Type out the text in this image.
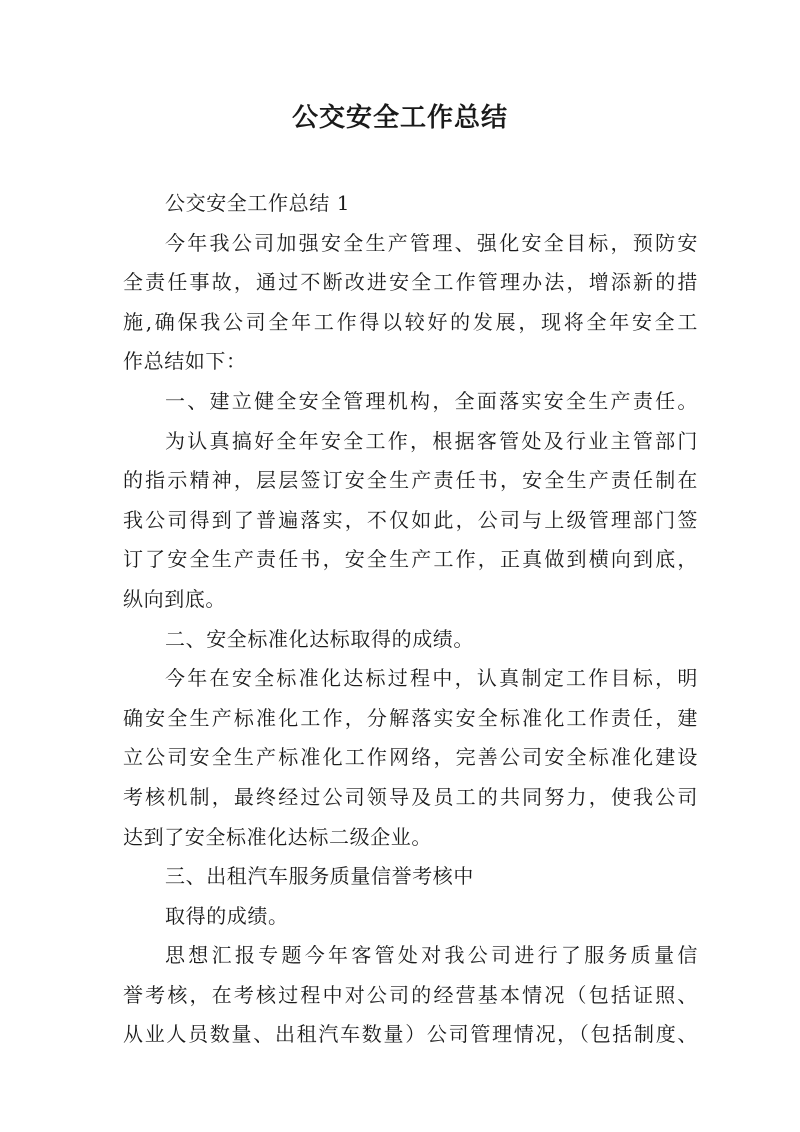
公交安全工作总结
公交安全工作总结 1
今年我公司加强安全生产管理、强化安全目标，预防安
全责任事故，通过不断改进安全工作管理办法，增添新的措
施,确保我公司全年工作得以较好的发展，现将全年安全工
作总结如下：
一、建立健全安全管理机构，全面落实安全生产责任。
为认真搞好全年安全工作，根据客管处及行业主管部门
的指示精神，层层签订安全生产责任书，安全生产责任制在
我公司得到了普遍落实，不仅如此，公司与上级管理部门签
订了安全生产责任书，安全生产工作，正真做到横向到底，
纵向到底。
二、安全标准化达标取得的成绩。
今年在安全标准化达标过程中，认真制定工作目标，明
确安全生产标准化工作，分解落实安全标准化工作责任，建
立公司安全生产标准化工作网络，完善公司安全标准化建设
考核机制，最终经过公司领导及员工的共同努力，使我公司
达到了安全标准化达标二级企业。
三、出租汽车服务质量信誉考核中
取得的成绩。
思想汇报专题今年客管处对我公司进行了服务质量信
誉考核，在考核过程中对公司的经营基本情况（包括证照、
从业人员数量、出租汽车数量）公司管理情况，（包括制度、
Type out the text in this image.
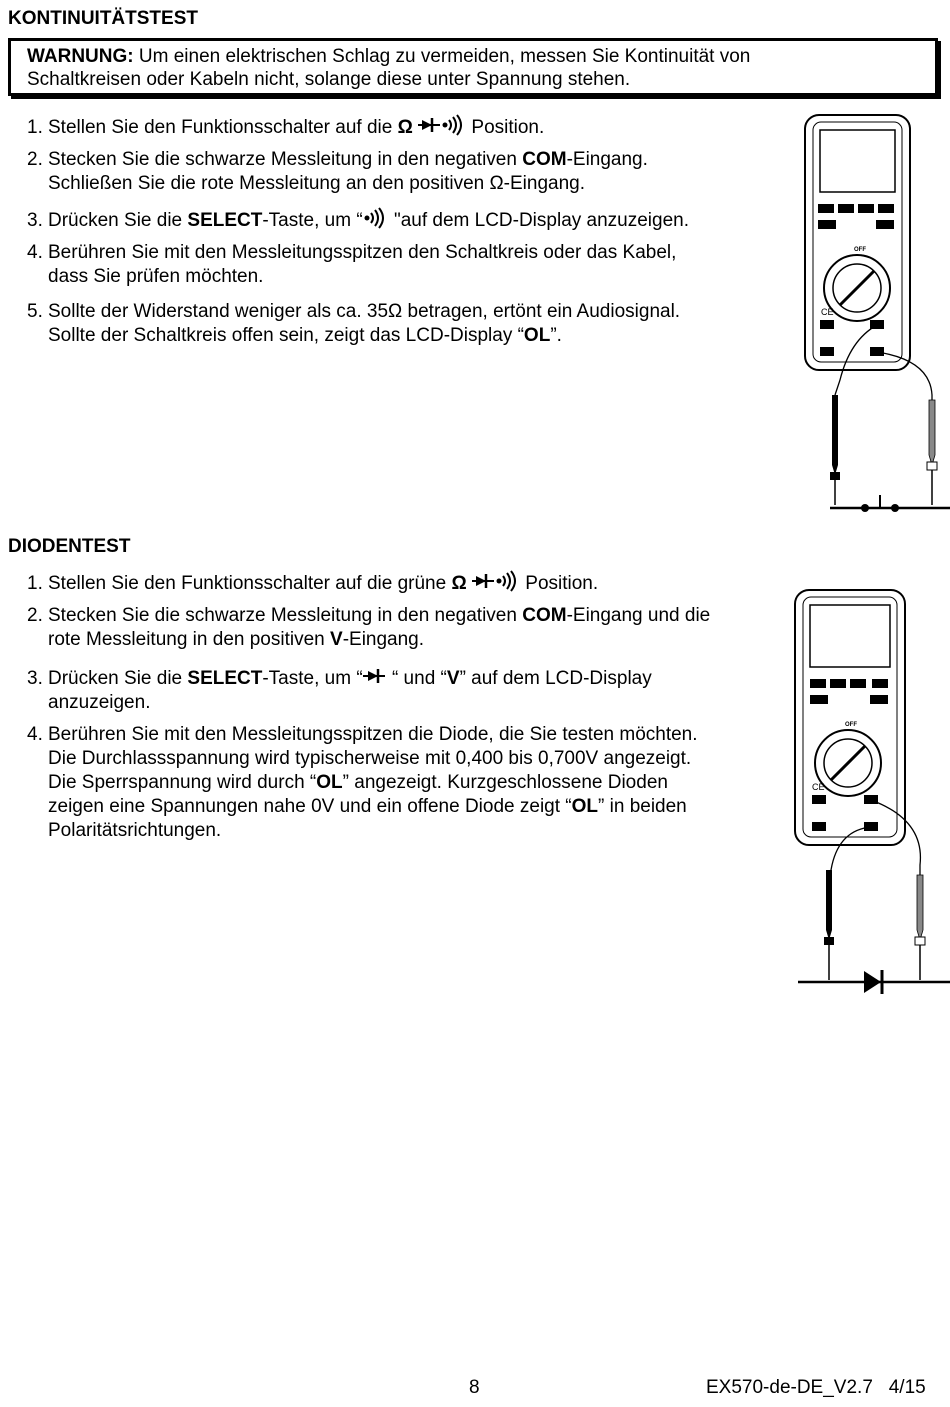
KONTINUITÄTSTEST
WARNUNG: Um einen elektrischen Schlag zu vermeiden, messen Sie Kontinuität von
Schaltkreisen oder Kabeln nicht, solange diese unter Spannung stehen.
1. Stellen Sie den Funktionsschalter auf die Ω	Position.
2. Stecken Sie die schwarze Messleitung in den negativen COM-Eingang.
Schließen Sie die rote Messleitung an den positiven Ω-Eingang.
3. Drücken Sie die SELECT-Taste, um “ "auf dem LCD-Display anzuzeigen.
4. Berühren Sie mit den Messleitungsspitzen den Schaltkreis oder das Kabel,
dass Sie prüfen möchten.
5. Sollte der Widerstand weniger als ca. 35Ω betragen, ertönt ein Audiosignal.
Sollte der Schaltkreis offen sein, zeigt das LCD-Display “OL”.
OFF
CE
DIODENTEST
1. Stellen Sie den Funktionsschalter auf die grüne Ω	Position.
2. Stecken Sie die schwarze Messleitung in den negativen COM-Eingang und die
rote Messleitung in den positiven V-Eingang.
3. Drücken Sie die SELECT-Taste, um “ “ und “V” auf dem LCD-Display
anzuzeigen.
4. Berühren Sie mit den Messleitungsspitzen die Diode, die Sie testen möchten.
Die Durchlassspannung wird typischerweise mit 0,400 bis 0,700V angezeigt.
Die Sperrspannung wird durch “OL” angezeigt. Kurzgeschlossene Dioden
zeigen eine Spannungen nahe 0V und ein offene Diode zeigt “OL” in beiden
Polaritätsrichtungen.
OFF
CE
8	EX570-de-DE_V2.7   4/15
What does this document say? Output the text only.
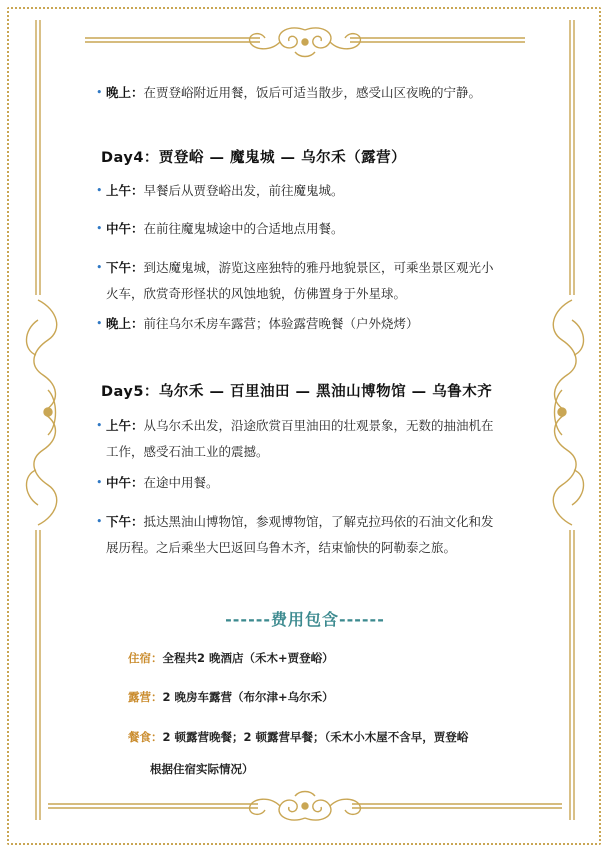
• 晚上：在贾登峪附近用餐，饭后可适当散步，感受山区夜晚的宁静。
Day4：贾登峪 — 魔鬼城 — 乌尔禾（露营）
• 上午：早餐后从贾登峪出发，前往魔鬼城。
• 中午：在前往魔鬼城途中的合适地点用餐。
• 下午：到达魔鬼城，游览这座独特的雅丹地貌景区，可乘坐景区观光小火车，欣赏奇形怪状的风蚀地貌，仿佛置身于外星球。
• 晚上：前往乌尔禾房车露营；体验露营晚餐（户外烧烤）
Day5：乌尔禾 — 百里油田 — 黑油山博物馆 — 乌鲁木齐
• 上午：从乌尔禾出发，沿途欣赏百里油田的壮观景象，无数的抽油机在工作，感受石油工业的震撼。
• 中午：在途中用餐。
• 下午：抵达黑油山博物馆，参观博物馆，了解克拉玛依的石油文化和发展历程。之后乘坐大巴返回乌鲁木齐，结束愉快的阿勒泰之旅。
------费用包含------
住宿：全程共2 晚酒店（禾木+贾登峪）
露营：2 晚房车露营（布尔津+乌尔禾）
餐食：2 顿露营晚餐；2 顿露营早餐；（禾木小木屋不含早，贾登峪
根据住宿实际情况）
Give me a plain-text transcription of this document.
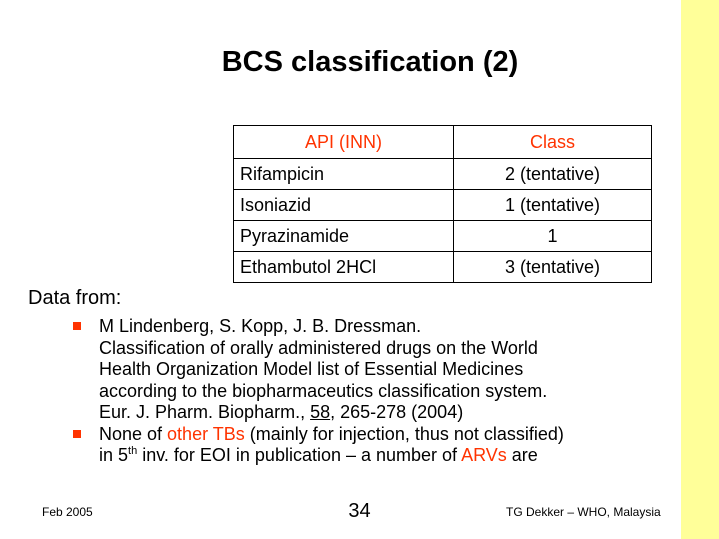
BCS classification (2)
API (INN)	Class
Rifampicin	2 (tentative)
Isoniazid	1 (tentative)
Pyrazinamide	1
Ethambutol 2HCl	3 (tentative)
Data from:
M Lindenberg, S. Kopp, J. B. Dressman.
Classification of orally administered drugs on the World
Health Organization Model list of Essential Medicines
according to the biopharmaceutics classification system.
Eur. J. Pharm. Biopharm., 58, 265-278 (2004)
None of other TBs (mainly for injection, thus not classified)
in 5th inv. for EOI in publication – a number of ARVs are
Feb 2005	34	TG Dekker – WHO, Malaysia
════════════════
* Exercise description: Output the records above exactly; leave out the pictures.

* Written answer:
Type out the text in this image.
公交安全工作总结
公交安全工作总结 1
今年我公司加强安全生产管理、强化安全目标，预防安
全责任事故，通过不断改进安全工作管理办法，增添新的措
施,确保我公司全年工作得以较好的发展，现将全年安全工
作总结如下：
一、建立健全安全管理机构，全面落实安全生产责任。
为认真搞好全年安全工作，根据客管处及行业主管部门
的指示精神，层层签订安全生产责任书，安全生产责任制在
我公司得到了普遍落实，不仅如此，公司与上级管理部门签
订了安全生产责任书，安全生产工作，正真做到横向到底，
纵向到底。
二、安全标准化达标取得的成绩。
今年在安全标准化达标过程中，认真制定工作目标，明
确安全生产标准化工作，分解落实安全标准化工作责任，建
立公司安全生产标准化工作网络，完善公司安全标准化建设
考核机制，最终经过公司领导及员工的共同努力，使我公司
达到了安全标准化达标二级企业。
三、出租汽车服务质量信誉考核中
取得的成绩。
思想汇报专题今年客管处对我公司进行了服务质量信
誉考核，在考核过程中对公司的经营基本情况（包括证照、
从业人员数量、出租汽车数量）公司管理情况，（包括制度、
Type out the text in this image.
KONTINUITÄTSTEST
WARNUNG: Um einen elektrischen Schlag zu vermeiden, messen Sie Kontinuität von
Schaltkreisen oder Kabeln nicht, solange diese unter Spannung stehen.
1. Stellen Sie den Funktionsschalter auf die Ω	Position.
2. Stecken Sie die schwarze Messleitung in den negativen COM-Eingang.
Schließen Sie die rote Messleitung an den positiven Ω-Eingang.
3. Drücken Sie die SELECT-Taste, um “ "auf dem LCD-Display anzuzeigen.
4. Berühren Sie mit den Messleitungsspitzen den Schaltkreis oder das Kabel,
dass Sie prüfen möchten.
5. Sollte der Widerstand weniger als ca. 35Ω betragen, ertönt ein Audiosignal.
Sollte der Schaltkreis offen sein, zeigt das LCD-Display “OL”.
OFF
CE
DIODENTEST
1. Stellen Sie den Funktionsschalter auf die grüne Ω	Position.
2. Stecken Sie die schwarze Messleitung in den negativen COM-Eingang und die
rote Messleitung in den positiven V-Eingang.
3. Drücken Sie die SELECT-Taste, um “ “ und “V” auf dem LCD-Display
anzuzeigen.
4. Berühren Sie mit den Messleitungsspitzen die Diode, die Sie testen möchten.
Die Durchlassspannung wird typischerweise mit 0,400 bis 0,700V angezeigt.
Die Sperrspannung wird durch “OL” angezeigt. Kurzgeschlossene Dioden
zeigen eine Spannungen nahe 0V und ein offene Diode zeigt “OL” in beiden
Polaritätsrichtungen.
OFF
CE
8	EX570-de-DE_V2.7   4/15
What does this document say? Output the text only.
• 晚上：在贾登峪附近用餐，饭后可适当散步，感受山区夜晚的宁静。
Day4：贾登峪 — 魔鬼城 — 乌尔禾（露营）
• 上午：早餐后从贾登峪出发，前往魔鬼城。
• 中午：在前往魔鬼城途中的合适地点用餐。
• 下午：到达魔鬼城，游览这座独特的雅丹地貌景区，可乘坐景区观光小火车，欣赏奇形怪状的风蚀地貌，仿佛置身于外星球。
• 晚上：前往乌尔禾房车露营；体验露营晚餐（户外烧烤）
Day5：乌尔禾 — 百里油田 — 黑油山博物馆 — 乌鲁木齐
• 上午：从乌尔禾出发，沿途欣赏百里油田的壮观景象，无数的抽油机在工作，感受石油工业的震撼。
• 中午：在途中用餐。
• 下午：抵达黑油山博物馆，参观博物馆，了解克拉玛依的石油文化和发展历程。之后乘坐大巴返回乌鲁木齐，结束愉快的阿勒泰之旅。
------费用包含------
住宿：全程共2 晚酒店（禾木+贾登峪）
露营：2 晚房车露营（布尔津+乌尔禾）
餐食：2 顿露营晚餐；2 顿露营早餐；（禾木小木屋不含早，贾登峪
根据住宿实际情况）
Give me a plain-text transcription of this document.
BCS classification (2)
API (INN)	Class
Rifampicin	2 (tentative)
Isoniazid	1 (tentative)
Pyrazinamide	1
Ethambutol 2HCl	3 (tentative)
Data from:
M Lindenberg, S. Kopp, J. B. Dressman.
Classification of orally administered drugs on the World
Health Organization Model list of Essential Medicines
according to the biopharmaceutics classification system.
Eur. J. Pharm. Biopharm., 58, 265-278 (2004)
None of other TBs (mainly for injection, thus not classified)
in 5th inv. for EOI in publication – a number of ARVs are
Feb 2005	34	TG Dekker – WHO, Malaysia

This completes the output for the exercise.